» **Written task**
Check each line for the word "name" and give how many have it. Say nothing else.

» **Extracted records**
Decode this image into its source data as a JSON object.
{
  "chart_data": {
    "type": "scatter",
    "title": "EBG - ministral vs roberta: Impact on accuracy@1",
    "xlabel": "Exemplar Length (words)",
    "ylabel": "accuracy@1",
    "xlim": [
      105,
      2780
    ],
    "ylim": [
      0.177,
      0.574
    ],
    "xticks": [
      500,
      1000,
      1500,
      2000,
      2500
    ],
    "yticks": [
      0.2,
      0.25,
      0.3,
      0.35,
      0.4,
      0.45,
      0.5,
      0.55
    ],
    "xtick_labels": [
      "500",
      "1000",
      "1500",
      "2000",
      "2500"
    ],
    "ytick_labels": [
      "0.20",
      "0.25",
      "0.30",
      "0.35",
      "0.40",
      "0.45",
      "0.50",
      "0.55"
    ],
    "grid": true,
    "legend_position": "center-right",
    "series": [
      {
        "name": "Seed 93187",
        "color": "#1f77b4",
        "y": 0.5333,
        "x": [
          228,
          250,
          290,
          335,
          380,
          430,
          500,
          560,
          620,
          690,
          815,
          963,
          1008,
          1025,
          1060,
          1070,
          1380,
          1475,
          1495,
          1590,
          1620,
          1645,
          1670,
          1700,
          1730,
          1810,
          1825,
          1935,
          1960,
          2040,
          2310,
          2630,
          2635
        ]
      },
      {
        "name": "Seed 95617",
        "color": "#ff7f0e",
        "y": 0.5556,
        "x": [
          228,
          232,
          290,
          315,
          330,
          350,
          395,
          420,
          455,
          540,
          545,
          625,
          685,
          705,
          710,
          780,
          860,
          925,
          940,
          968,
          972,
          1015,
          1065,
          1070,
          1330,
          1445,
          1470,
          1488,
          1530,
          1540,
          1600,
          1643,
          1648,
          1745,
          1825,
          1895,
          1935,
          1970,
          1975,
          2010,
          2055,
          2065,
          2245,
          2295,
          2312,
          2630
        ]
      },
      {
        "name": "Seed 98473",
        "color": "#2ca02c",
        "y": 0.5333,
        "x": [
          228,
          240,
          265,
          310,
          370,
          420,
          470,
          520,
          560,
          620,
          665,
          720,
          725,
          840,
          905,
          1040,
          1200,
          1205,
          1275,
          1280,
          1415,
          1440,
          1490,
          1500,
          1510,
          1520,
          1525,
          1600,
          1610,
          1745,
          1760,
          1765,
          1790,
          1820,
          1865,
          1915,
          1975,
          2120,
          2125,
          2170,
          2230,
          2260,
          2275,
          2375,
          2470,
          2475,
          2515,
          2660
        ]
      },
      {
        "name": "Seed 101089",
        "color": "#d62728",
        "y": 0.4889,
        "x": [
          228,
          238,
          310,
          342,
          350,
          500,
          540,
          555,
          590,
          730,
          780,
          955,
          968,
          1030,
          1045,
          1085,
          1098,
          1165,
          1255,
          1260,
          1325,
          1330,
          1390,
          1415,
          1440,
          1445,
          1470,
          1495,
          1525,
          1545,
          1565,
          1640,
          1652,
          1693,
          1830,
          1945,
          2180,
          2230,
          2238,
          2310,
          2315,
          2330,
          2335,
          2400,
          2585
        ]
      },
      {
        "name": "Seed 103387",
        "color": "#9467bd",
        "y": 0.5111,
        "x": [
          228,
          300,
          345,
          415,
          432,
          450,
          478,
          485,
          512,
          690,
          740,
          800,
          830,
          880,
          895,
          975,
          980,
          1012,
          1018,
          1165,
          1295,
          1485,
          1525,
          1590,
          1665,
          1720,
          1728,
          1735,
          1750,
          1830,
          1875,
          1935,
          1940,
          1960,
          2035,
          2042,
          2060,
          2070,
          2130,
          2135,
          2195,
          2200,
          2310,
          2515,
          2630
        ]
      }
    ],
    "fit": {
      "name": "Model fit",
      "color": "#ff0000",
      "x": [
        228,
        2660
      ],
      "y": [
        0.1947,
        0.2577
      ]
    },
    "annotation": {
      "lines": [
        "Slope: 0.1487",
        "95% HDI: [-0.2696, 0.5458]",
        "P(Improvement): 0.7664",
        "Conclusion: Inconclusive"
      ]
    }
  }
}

» **The response**
6